Problem -
Please lay out the listing lines, starting at the one containing "dapi-nucleus (1990, 367, 2051, 429)" and ending at the one containing "control-nucleus (1994, 191, 2088, 272)", as a Markdown table with the columns Row and Line. Number each row and leave out blank lines.

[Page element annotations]
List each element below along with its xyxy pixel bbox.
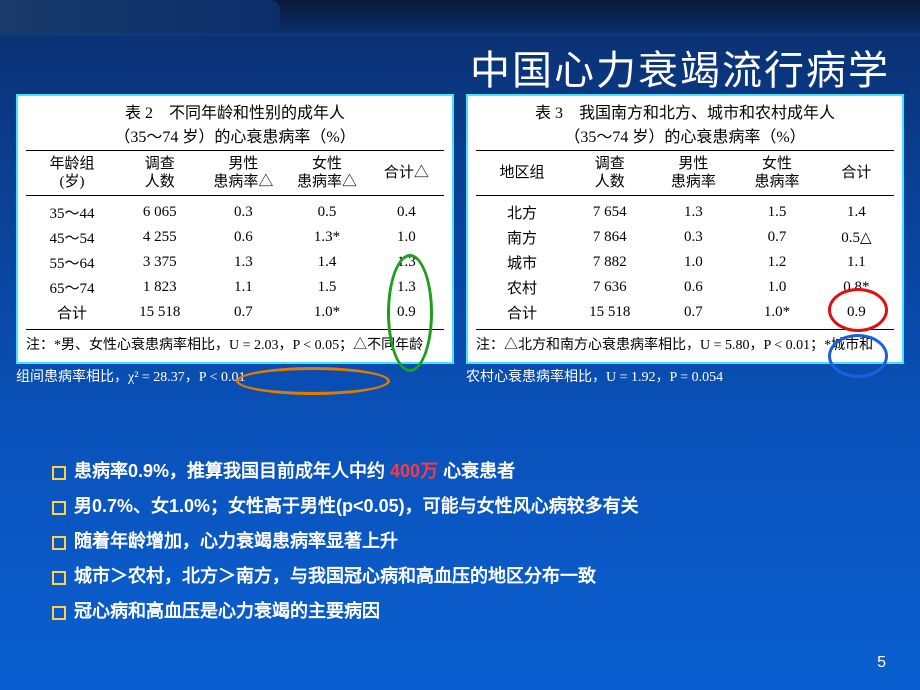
table-cell: 1.0* <box>735 304 819 321</box>
table-cell: 合计 <box>476 302 568 323</box>
table-cell: 0.5 <box>285 204 369 221</box>
table-row: 农村7 6360.61.00.8* <box>476 275 894 300</box>
table-cell: 1.3 <box>202 254 286 271</box>
table-cell: 15 518 <box>568 304 652 321</box>
table-cell: 0.4 <box>369 204 444 221</box>
th: 年龄组 (岁) <box>26 155 118 191</box>
table-cell: 0.5△ <box>819 228 894 247</box>
bullet-4: 城市＞农村，北方＞南方，与我国冠心病和高血压的地区分布一致 <box>52 559 890 594</box>
table-cell: 7 882 <box>568 254 652 271</box>
table-cell: 6 065 <box>118 204 202 221</box>
th: 调查 人数 <box>568 155 652 191</box>
bullet-5: 冠心病和高血压是心力衰竭的主要病因 <box>52 594 890 629</box>
table-cell: 北方 <box>476 202 568 223</box>
table-cell: 45～54 <box>26 227 118 248</box>
bullet-list: 患病率0.9%，推算我国目前成年人中约 400万 心衰患者 男0.7%、女1.0… <box>52 454 890 629</box>
table-cell: 合计 <box>26 302 118 323</box>
table-cell: 7 864 <box>568 229 652 246</box>
th: 男性 患病率 <box>652 155 736 191</box>
table2-note-outside: 组间患病率相比，χ² = 28.37，P < 0.01 <box>16 366 454 386</box>
table-cell: 0.9 <box>819 304 894 321</box>
table-row: 35～446 0650.30.50.4 <box>26 196 444 225</box>
table-row: 南方7 8640.30.70.5△ <box>476 225 894 250</box>
table-cell: 1 823 <box>118 279 202 296</box>
th: 调查 人数 <box>118 155 202 191</box>
table-cell: 南方 <box>476 227 568 248</box>
table3-caption-line2: （35～74 岁）的心衰患病率（%） <box>564 129 805 146</box>
th: 女性 患病率 <box>735 155 819 191</box>
table-cell: 1.5 <box>285 279 369 296</box>
page-number: 5 <box>877 654 886 672</box>
table-cell: 1.2 <box>735 254 819 271</box>
slide-title: 中国心力衰竭流行病学 <box>470 38 890 96</box>
bullet-1-red: 400万 <box>390 461 438 481</box>
table-cell: 0.7 <box>202 304 286 321</box>
bullet-1: 患病率0.9%，推算我国目前成年人中约 400万 心衰患者 <box>52 454 890 489</box>
table-cell: 0.6 <box>202 229 286 246</box>
slide-topbar <box>0 0 920 36</box>
th: 合计△ <box>369 164 444 182</box>
bullet-1b: 心衰患者 <box>438 461 515 481</box>
table2-caption-line1: 表 2 不同年龄和性别的成年人 <box>125 105 345 122</box>
table-cell: 35～44 <box>26 202 118 223</box>
table-cell: 1.4 <box>819 204 894 221</box>
table-row: 合计15 5180.71.0*0.9 <box>26 300 444 325</box>
table-cell: 0.3 <box>652 229 736 246</box>
table3-note: 注：△北方和南方心衰患病率相比，U = 5.80，P < 0.01；*城市和 <box>476 330 894 358</box>
table-cell: 7 654 <box>568 204 652 221</box>
table3-caption-line1: 表 3 我国南方和北方、城市和农村成年人 <box>535 105 835 122</box>
table-cell: 0.9 <box>369 304 444 321</box>
table-cell: 1.4 <box>285 254 369 271</box>
tables-container: 表 2 不同年龄和性别的成年人 （35～74 岁）的心衰患病率（%） 年龄组 (… <box>16 94 904 386</box>
table-row: 合计15 5180.71.0*0.9 <box>476 300 894 325</box>
table-row: 55～643 3751.31.41.3 <box>26 250 444 275</box>
bullet-3: 随着年龄增加，心力衰竭患病率显著上升 <box>52 524 890 559</box>
table-cell: 1.0 <box>735 279 819 296</box>
th: 男性 患病率△ <box>202 155 286 191</box>
table-row: 65～741 8231.11.51.3 <box>26 275 444 300</box>
table-row: 北方7 6541.31.51.4 <box>476 196 894 225</box>
table-cell: 0.6 <box>652 279 736 296</box>
table2-caption: 表 2 不同年龄和性别的成年人 （35～74 岁）的心衰患病率（%） <box>26 102 444 150</box>
table-2: 表 2 不同年龄和性别的成年人 （35～74 岁）的心衰患病率（%） 年龄组 (… <box>16 94 454 364</box>
table-cell: 农村 <box>476 277 568 298</box>
table3-caption: 表 3 我国南方和北方、城市和农村成年人 （35～74 岁）的心衰患病率（%） <box>476 102 894 150</box>
table-cell: 1.5 <box>735 204 819 221</box>
table-cell: 1.3 <box>652 204 736 221</box>
table-row: 城市7 8821.01.21.1 <box>476 250 894 275</box>
table3-note-outside: 农村心衰患病率相比，U = 1.92，P = 0.054 <box>466 366 904 386</box>
table-row: 45～544 2550.61.3*1.0 <box>26 225 444 250</box>
table-cell: 1.3 <box>369 279 444 296</box>
table-cell: 15 518 <box>118 304 202 321</box>
bullet-2: 男0.7%、女1.0%；女性高于男性(p<0.05)，可能与女性风心病较多有关 <box>52 489 890 524</box>
table-cell: 0.7 <box>652 304 736 321</box>
table-cell: 0.7 <box>735 229 819 246</box>
table-cell: 1.0 <box>369 229 444 246</box>
table-cell: 3 375 <box>118 254 202 271</box>
table-cell: 1.0 <box>652 254 736 271</box>
th: 女性 患病率△ <box>285 155 369 191</box>
table2-body: 35～446 0650.30.50.445～544 2550.61.3*1.05… <box>26 196 444 330</box>
table-cell: 4 255 <box>118 229 202 246</box>
table-cell: 0.3 <box>202 204 286 221</box>
th: 合计 <box>819 164 894 182</box>
table3-header: 地区组 调查 人数 男性 患病率 女性 患病率 合计 <box>476 150 894 196</box>
table-cell: 7 636 <box>568 279 652 296</box>
table2-header: 年龄组 (岁) 调查 人数 男性 患病率△ 女性 患病率△ 合计△ <box>26 150 444 196</box>
table-cell: 65～74 <box>26 277 118 298</box>
table-cell: 0.8* <box>819 279 894 296</box>
bullet-1a: 患病率0.9%，推算我国目前成年人中约 <box>74 461 390 481</box>
table-cell: 1.1 <box>202 279 286 296</box>
table-cell: 1.3* <box>285 229 369 246</box>
table-cell: 1.1 <box>819 254 894 271</box>
table-cell: 1.0* <box>285 304 369 321</box>
table-cell: 55～64 <box>26 252 118 273</box>
table-cell: 城市 <box>476 252 568 273</box>
table2-caption-line2: （35～74 岁）的心衰患病率（%） <box>114 129 355 146</box>
table3-body: 北方7 6541.31.51.4南方7 8640.30.70.5△城市7 882… <box>476 196 894 330</box>
table-3: 表 3 我国南方和北方、城市和农村成年人 （35～74 岁）的心衰患病率（%） … <box>466 94 904 364</box>
table2-note: 注：*男、女性心衰患病率相比，U = 2.03，P < 0.05；△不同年龄 <box>26 330 444 358</box>
table-cell: 1.3 <box>369 254 444 271</box>
th: 地区组 <box>476 164 568 182</box>
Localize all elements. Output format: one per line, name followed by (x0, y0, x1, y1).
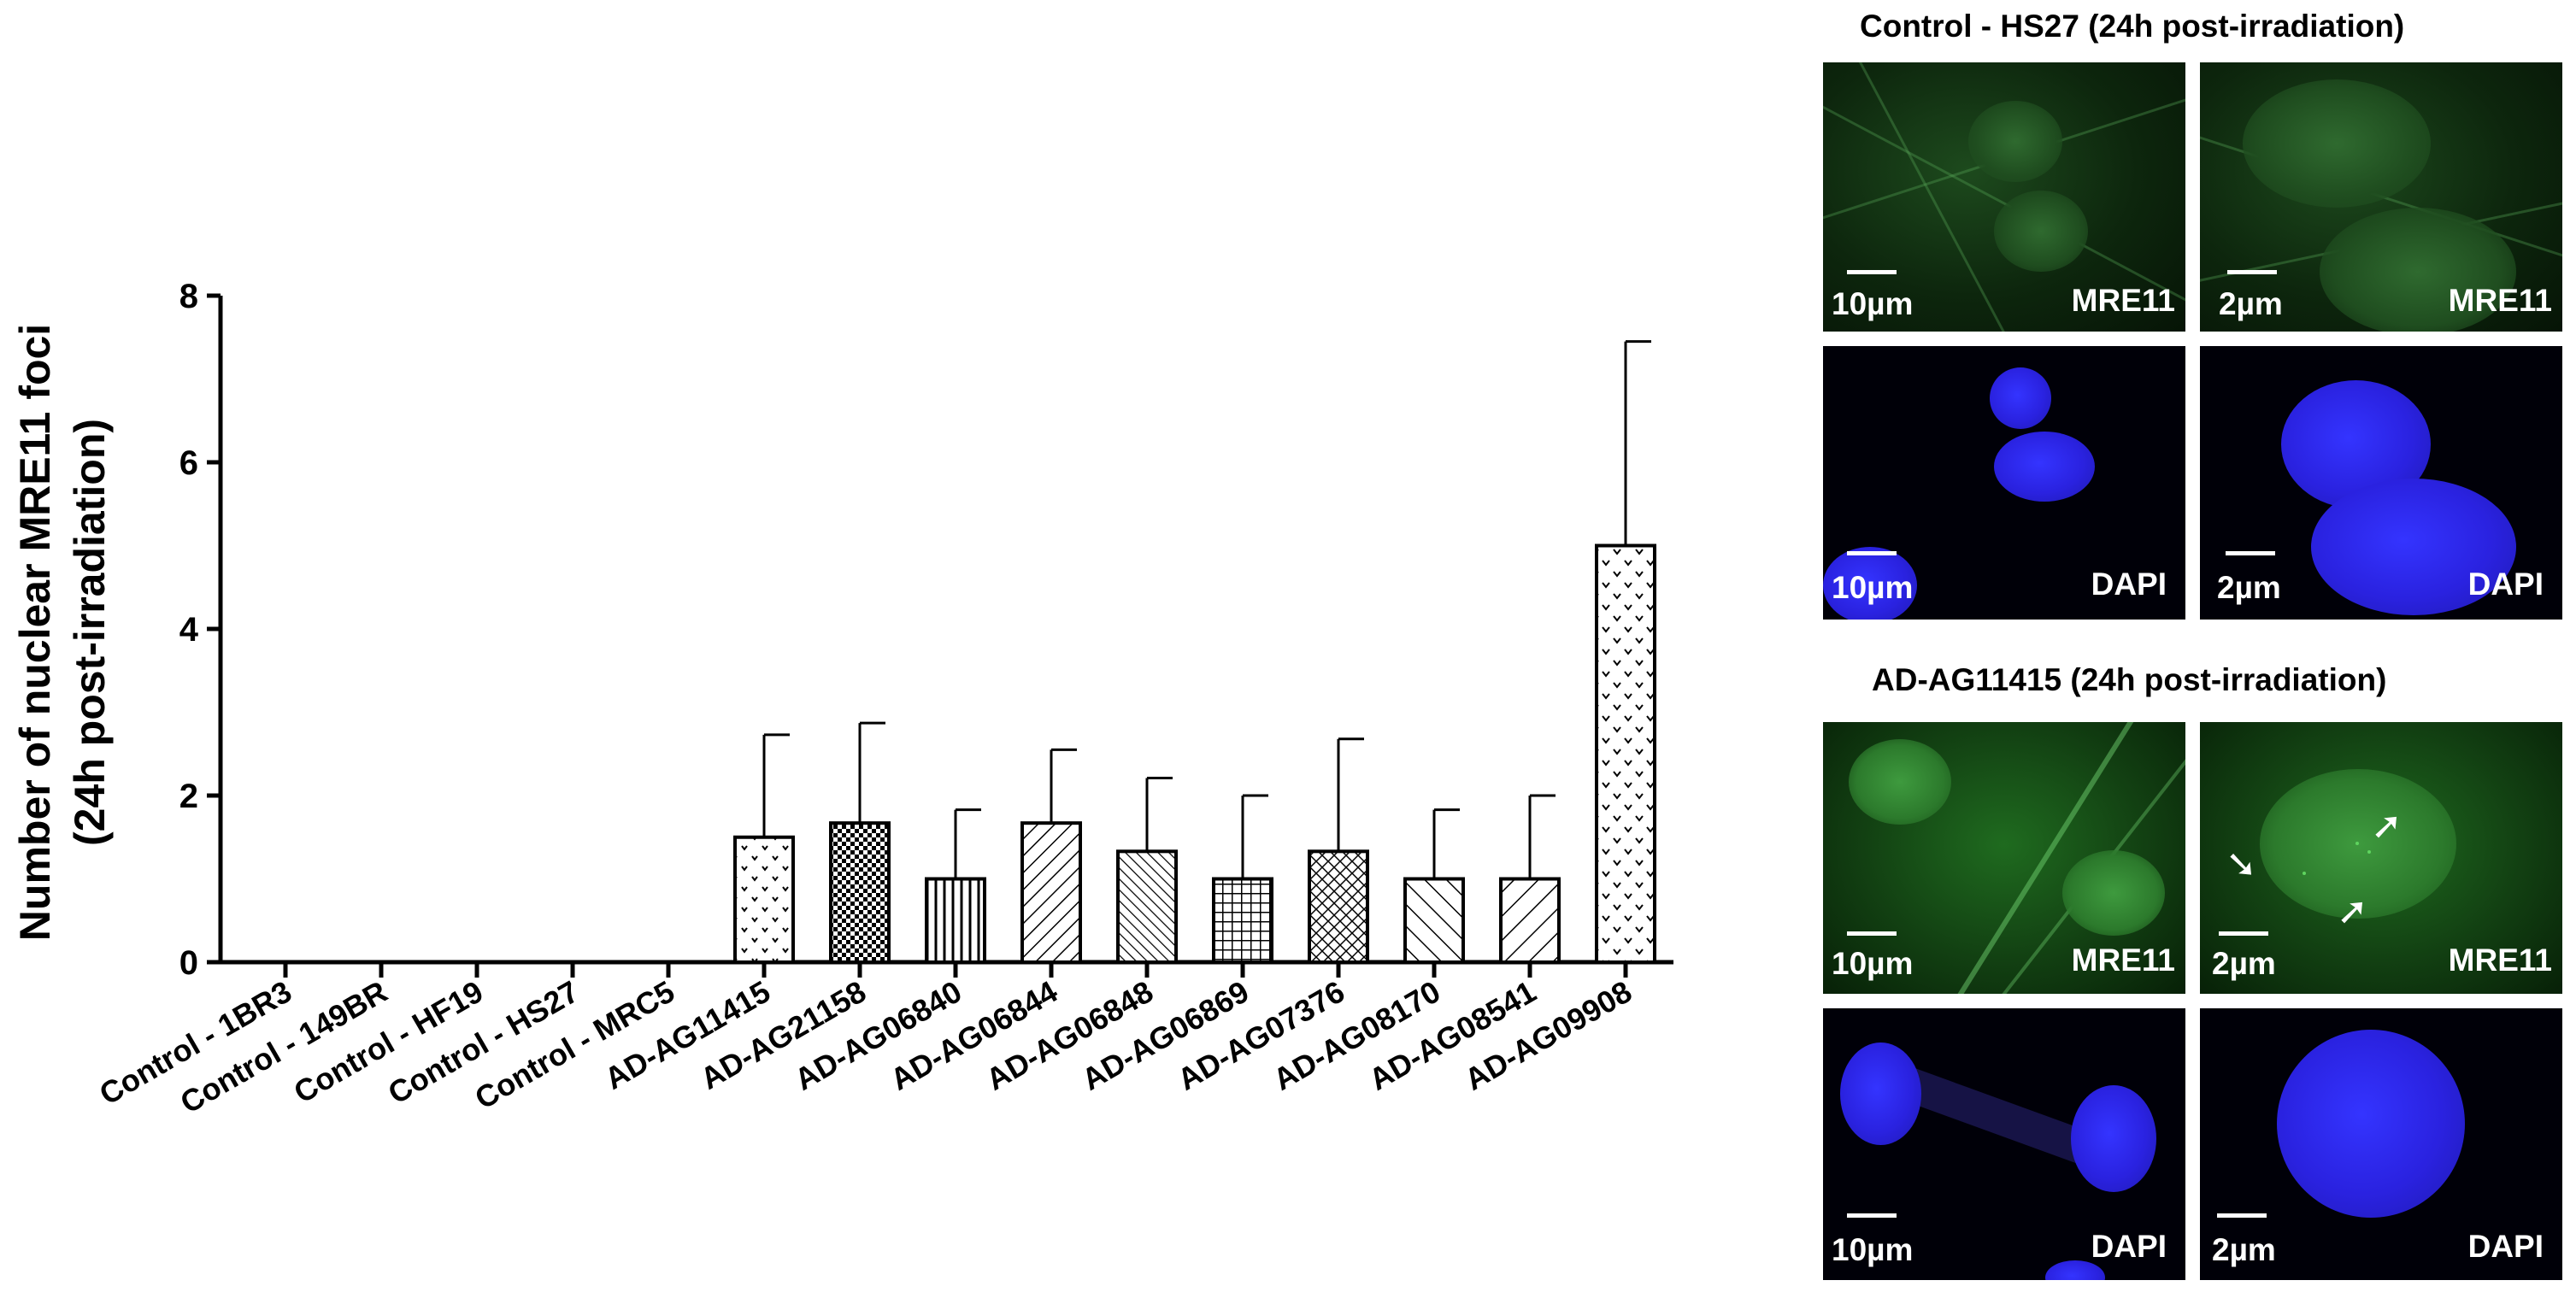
dapi-nucleus (1990, 367, 2051, 429)
bar (1020, 821, 1082, 964)
arrow-icon: ➚ (2371, 804, 2403, 848)
channel-label: MRE11 (2071, 943, 2175, 978)
dapi-nucleus (1840, 1043, 1921, 1145)
scale-bar (2219, 931, 2268, 936)
y-tick-label: 4 (179, 611, 199, 649)
bar (829, 821, 891, 964)
channel-label: MRE11 (2071, 283, 2175, 318)
bar (1499, 877, 1561, 964)
control-nucleus (1994, 191, 2088, 272)
dapi-nucleus (2071, 1085, 2156, 1192)
scale-bar (1847, 931, 1897, 936)
bar (1403, 877, 1465, 964)
ad-mre11-low-image: 10µm MRE11 (1823, 722, 2185, 994)
arrow-icon: ➘ (2226, 843, 2257, 886)
bar (733, 835, 795, 964)
control-dapi-low-image: 10µm DAPI (1823, 346, 2185, 620)
dapi-nucleus (2045, 1260, 2105, 1280)
dapi-nucleus (2277, 1030, 2465, 1218)
channel-label: MRE11 (2448, 283, 2552, 318)
ad-nucleus (1849, 739, 1951, 825)
dapi-nucleus (1823, 547, 1917, 620)
control-panel-title: Control - HS27 (24h post-irradiation) (1860, 9, 2405, 44)
bar (1116, 849, 1178, 965)
channel-label: DAPI (2467, 567, 2544, 602)
ad-panel-title: AD-AG11415 (24h post-irradiation) (1872, 662, 2387, 697)
scale-label: 2µm (2212, 946, 2276, 981)
scale-label: 10µm (1832, 946, 1914, 981)
scale-label: 2µm (2219, 286, 2283, 321)
control-mre11-high-image: 2µm MRE11 (2200, 62, 2562, 332)
scale-label: 2µm (2212, 1232, 2276, 1267)
scale-label: 2µm (2217, 570, 2281, 605)
channel-label: DAPI (2091, 567, 2167, 602)
ad-dapi-low-image: 10µm DAPI (1823, 1008, 2185, 1280)
scale-label: 10µm (1832, 570, 1914, 605)
scale-bar (2217, 1213, 2267, 1218)
y-tick-label: 6 (179, 444, 198, 482)
scale-bar (2227, 270, 2277, 274)
channel-label: DAPI (2091, 1229, 2167, 1264)
control-nucleus (2243, 79, 2431, 208)
channel-label: DAPI (2467, 1229, 2544, 1264)
scale-label: 10µm (1832, 286, 1914, 321)
control-nucleus (1968, 101, 2062, 182)
focus-speck (2367, 850, 2371, 854)
bar (1595, 543, 1656, 964)
arrow-icon: ➚ (2337, 890, 2368, 933)
y-tick-label: 8 (179, 278, 198, 315)
dapi-nucleus (2311, 479, 2516, 615)
bar (1212, 877, 1273, 964)
focus-speck (2303, 872, 2306, 875)
scale-label: 10µm (1832, 1232, 1914, 1267)
dapi-nucleus (1994, 432, 2095, 502)
bar (1308, 849, 1369, 965)
scale-bar (2226, 551, 2275, 555)
y-axis-title-line1: Number of nuclear MRE11 foci (11, 324, 59, 941)
y-axis-title-line2: (24h post-irradiation) (66, 419, 114, 846)
control-nucleus (2320, 208, 2516, 332)
focus-speck (2355, 842, 2359, 845)
channel-label: MRE11 (2448, 943, 2552, 978)
control-dapi-high-image: 2µm DAPI (2200, 346, 2562, 620)
scale-bar (1847, 1213, 1897, 1218)
y-tick-label: 2 (179, 778, 198, 815)
ad-nucleus (2062, 850, 2165, 936)
bar (925, 877, 986, 964)
scale-bar (1847, 551, 1897, 555)
scale-bar (1847, 270, 1897, 274)
control-mre11-low-image: 10µm MRE11 (1823, 62, 2185, 332)
y-tick-label: 0 (179, 944, 198, 982)
ad-mre11-high-image: ➘ ➚ ➚ 2µm MRE11 (2200, 722, 2562, 994)
ad-dapi-high-image: 2µm DAPI (2200, 1008, 2562, 1280)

Result -
| Row | Line |
|---|---|
| 1 | dapi-nucleus (1990, 367, 2051, 429) |
| 2 | bar (1020, 821, 1082, 964) |
| 3 | arrow-icon: ➚ (2371, 804, 2403, 848) |
| 4 | channel-label: MRE11 (2071, 943, 2175, 978) |
| 5 | dapi-nucleus (1840, 1043, 1921, 1145) |
| 6 | scale-bar (2219, 931, 2268, 936) |
| 7 | y-tick-label: 4 (179, 611, 199, 649) |
| 8 | bar (829, 821, 891, 964) |
| 9 | channel-label: MRE11 (2071, 283, 2175, 318) |
| 10 | bar (1499, 877, 1561, 964) |
| 11 | control-nucleus (1994, 191, 2088, 272) |